§ CHALLENGE
Examine the material below and count the lines that hold the word "Regression". Report only the number.

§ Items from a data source
---*---

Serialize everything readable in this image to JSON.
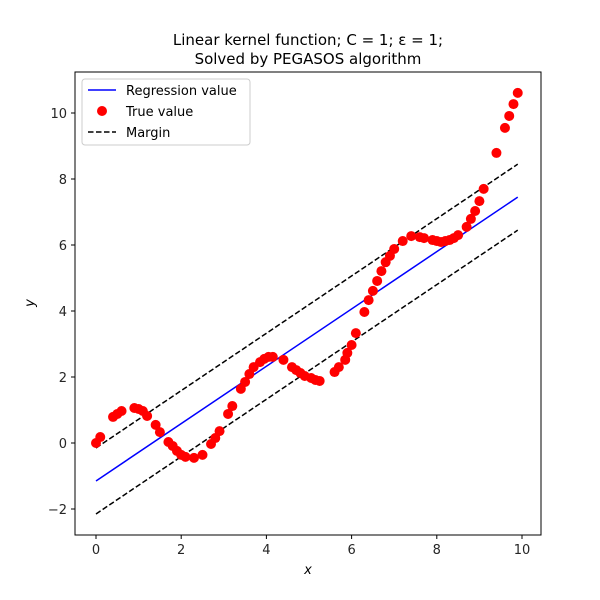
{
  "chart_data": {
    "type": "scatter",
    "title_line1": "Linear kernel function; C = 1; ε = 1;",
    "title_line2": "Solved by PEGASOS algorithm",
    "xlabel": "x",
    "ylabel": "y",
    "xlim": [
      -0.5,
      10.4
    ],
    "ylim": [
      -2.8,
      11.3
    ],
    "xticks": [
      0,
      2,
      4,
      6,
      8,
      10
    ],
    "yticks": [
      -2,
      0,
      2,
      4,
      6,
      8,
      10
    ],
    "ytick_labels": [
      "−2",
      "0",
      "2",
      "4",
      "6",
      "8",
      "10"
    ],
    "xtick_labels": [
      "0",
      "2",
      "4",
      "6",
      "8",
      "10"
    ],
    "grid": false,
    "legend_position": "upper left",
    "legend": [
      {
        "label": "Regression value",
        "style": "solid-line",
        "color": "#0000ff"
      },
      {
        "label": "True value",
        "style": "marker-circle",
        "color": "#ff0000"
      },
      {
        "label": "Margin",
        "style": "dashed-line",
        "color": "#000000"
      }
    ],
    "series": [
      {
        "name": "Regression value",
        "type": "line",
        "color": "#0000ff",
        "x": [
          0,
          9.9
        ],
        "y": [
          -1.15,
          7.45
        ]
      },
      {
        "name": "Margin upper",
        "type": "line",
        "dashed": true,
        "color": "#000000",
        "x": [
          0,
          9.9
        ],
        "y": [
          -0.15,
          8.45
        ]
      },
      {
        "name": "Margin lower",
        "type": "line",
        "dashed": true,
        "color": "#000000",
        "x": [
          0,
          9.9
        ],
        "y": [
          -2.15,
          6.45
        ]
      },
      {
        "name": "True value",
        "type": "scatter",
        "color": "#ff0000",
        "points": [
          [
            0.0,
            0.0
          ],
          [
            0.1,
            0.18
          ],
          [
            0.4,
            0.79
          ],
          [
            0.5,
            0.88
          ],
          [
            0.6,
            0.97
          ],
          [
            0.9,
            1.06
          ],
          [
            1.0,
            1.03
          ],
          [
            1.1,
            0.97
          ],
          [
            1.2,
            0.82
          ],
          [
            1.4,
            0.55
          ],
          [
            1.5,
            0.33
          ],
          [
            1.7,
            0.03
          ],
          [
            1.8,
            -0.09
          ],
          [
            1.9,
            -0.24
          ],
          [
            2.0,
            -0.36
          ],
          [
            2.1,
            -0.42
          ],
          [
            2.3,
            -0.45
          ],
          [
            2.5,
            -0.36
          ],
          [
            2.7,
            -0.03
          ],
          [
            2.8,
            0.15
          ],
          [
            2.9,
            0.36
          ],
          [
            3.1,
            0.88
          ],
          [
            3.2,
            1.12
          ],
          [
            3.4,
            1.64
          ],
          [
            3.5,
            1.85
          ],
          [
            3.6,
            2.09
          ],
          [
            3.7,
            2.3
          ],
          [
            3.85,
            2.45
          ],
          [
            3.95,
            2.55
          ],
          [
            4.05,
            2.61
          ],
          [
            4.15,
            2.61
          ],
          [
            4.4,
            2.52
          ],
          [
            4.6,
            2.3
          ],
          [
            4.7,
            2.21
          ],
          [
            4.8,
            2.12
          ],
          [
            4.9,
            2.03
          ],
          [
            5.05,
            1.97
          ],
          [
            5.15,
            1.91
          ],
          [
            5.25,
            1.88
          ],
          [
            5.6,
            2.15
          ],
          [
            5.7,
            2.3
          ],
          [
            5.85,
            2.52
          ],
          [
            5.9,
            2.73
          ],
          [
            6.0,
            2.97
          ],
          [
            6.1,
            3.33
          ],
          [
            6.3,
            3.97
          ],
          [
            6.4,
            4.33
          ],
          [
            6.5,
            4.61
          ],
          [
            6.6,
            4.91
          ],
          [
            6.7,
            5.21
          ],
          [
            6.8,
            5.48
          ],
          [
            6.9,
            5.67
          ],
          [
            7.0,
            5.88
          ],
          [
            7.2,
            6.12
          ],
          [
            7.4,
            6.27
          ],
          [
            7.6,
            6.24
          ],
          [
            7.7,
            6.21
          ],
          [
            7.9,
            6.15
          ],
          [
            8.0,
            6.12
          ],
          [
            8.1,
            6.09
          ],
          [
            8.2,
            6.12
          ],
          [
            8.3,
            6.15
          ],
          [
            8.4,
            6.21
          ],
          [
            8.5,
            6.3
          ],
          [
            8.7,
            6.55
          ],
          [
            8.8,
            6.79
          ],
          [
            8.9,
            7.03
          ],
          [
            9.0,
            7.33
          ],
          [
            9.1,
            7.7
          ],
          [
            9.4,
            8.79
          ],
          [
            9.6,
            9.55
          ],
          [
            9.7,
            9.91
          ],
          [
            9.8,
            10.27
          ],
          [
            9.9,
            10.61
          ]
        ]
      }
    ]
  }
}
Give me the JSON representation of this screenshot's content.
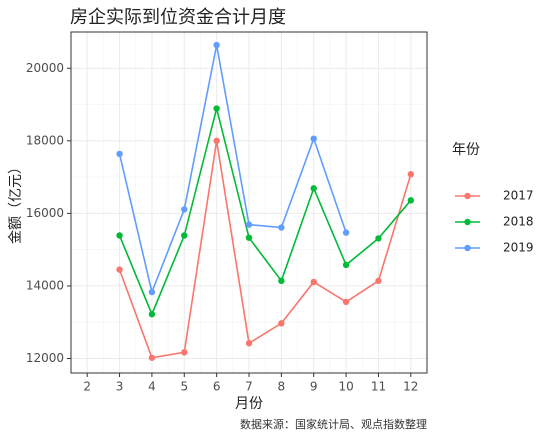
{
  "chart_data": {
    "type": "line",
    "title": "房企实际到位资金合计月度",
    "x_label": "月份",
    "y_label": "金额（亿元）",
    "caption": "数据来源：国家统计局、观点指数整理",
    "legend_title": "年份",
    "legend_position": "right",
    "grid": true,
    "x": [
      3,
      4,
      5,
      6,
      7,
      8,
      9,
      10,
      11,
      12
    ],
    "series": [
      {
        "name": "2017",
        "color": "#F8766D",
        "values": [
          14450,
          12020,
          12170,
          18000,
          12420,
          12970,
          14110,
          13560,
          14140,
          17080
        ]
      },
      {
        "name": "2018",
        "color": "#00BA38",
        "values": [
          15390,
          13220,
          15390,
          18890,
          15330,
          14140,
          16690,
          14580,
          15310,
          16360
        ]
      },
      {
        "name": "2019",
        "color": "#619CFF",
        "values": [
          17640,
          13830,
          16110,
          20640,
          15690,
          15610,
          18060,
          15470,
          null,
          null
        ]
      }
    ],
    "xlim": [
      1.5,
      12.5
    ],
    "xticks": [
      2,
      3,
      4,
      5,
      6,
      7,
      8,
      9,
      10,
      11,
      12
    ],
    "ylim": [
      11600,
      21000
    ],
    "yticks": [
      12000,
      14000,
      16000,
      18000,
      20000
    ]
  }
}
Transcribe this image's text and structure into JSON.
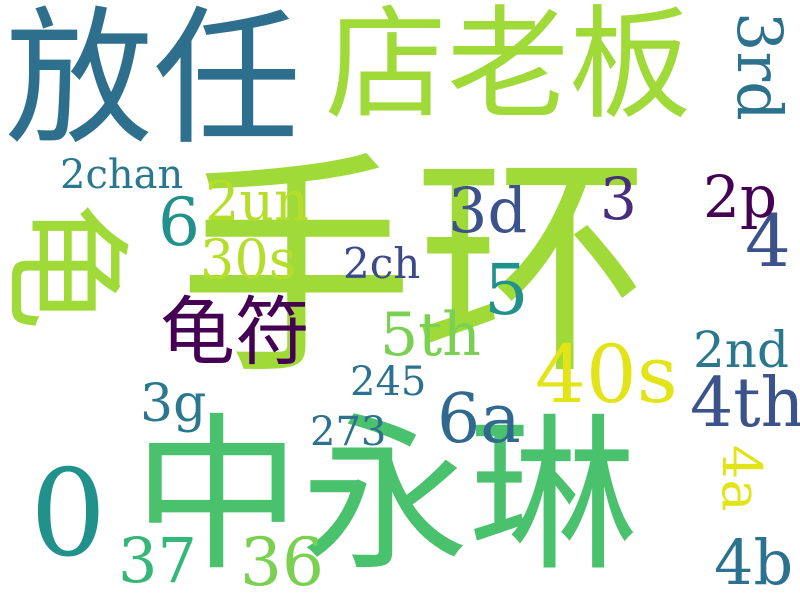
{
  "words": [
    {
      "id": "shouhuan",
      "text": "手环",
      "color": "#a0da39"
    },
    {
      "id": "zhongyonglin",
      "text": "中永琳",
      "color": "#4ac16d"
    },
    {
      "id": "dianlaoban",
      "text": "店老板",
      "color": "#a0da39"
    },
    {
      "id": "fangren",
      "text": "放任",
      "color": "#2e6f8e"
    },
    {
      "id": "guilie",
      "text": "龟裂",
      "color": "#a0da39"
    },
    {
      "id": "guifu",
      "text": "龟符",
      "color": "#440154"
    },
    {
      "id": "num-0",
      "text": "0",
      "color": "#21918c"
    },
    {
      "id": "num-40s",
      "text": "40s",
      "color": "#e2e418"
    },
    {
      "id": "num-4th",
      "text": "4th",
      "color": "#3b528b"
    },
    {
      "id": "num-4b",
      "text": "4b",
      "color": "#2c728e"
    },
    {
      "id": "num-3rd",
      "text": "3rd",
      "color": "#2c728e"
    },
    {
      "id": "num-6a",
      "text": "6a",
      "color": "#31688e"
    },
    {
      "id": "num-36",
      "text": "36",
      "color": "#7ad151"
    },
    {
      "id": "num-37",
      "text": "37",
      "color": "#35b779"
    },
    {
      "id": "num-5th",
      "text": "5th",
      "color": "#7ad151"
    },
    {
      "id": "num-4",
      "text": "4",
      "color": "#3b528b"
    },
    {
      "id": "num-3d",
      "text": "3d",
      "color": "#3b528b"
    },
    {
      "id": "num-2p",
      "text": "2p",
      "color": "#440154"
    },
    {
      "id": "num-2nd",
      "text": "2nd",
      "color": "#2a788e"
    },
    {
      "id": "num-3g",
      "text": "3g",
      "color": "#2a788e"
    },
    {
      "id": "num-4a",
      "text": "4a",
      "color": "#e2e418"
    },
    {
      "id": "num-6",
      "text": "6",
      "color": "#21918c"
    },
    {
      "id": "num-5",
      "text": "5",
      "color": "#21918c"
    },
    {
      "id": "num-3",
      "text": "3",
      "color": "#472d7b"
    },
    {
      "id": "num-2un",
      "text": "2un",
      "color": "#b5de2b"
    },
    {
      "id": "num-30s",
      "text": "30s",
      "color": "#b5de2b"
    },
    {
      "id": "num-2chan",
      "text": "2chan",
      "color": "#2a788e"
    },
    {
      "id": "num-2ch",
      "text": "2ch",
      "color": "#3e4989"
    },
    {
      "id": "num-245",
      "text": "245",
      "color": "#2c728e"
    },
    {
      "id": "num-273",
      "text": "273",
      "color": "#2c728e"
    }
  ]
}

---*---

§ THE RESULT
2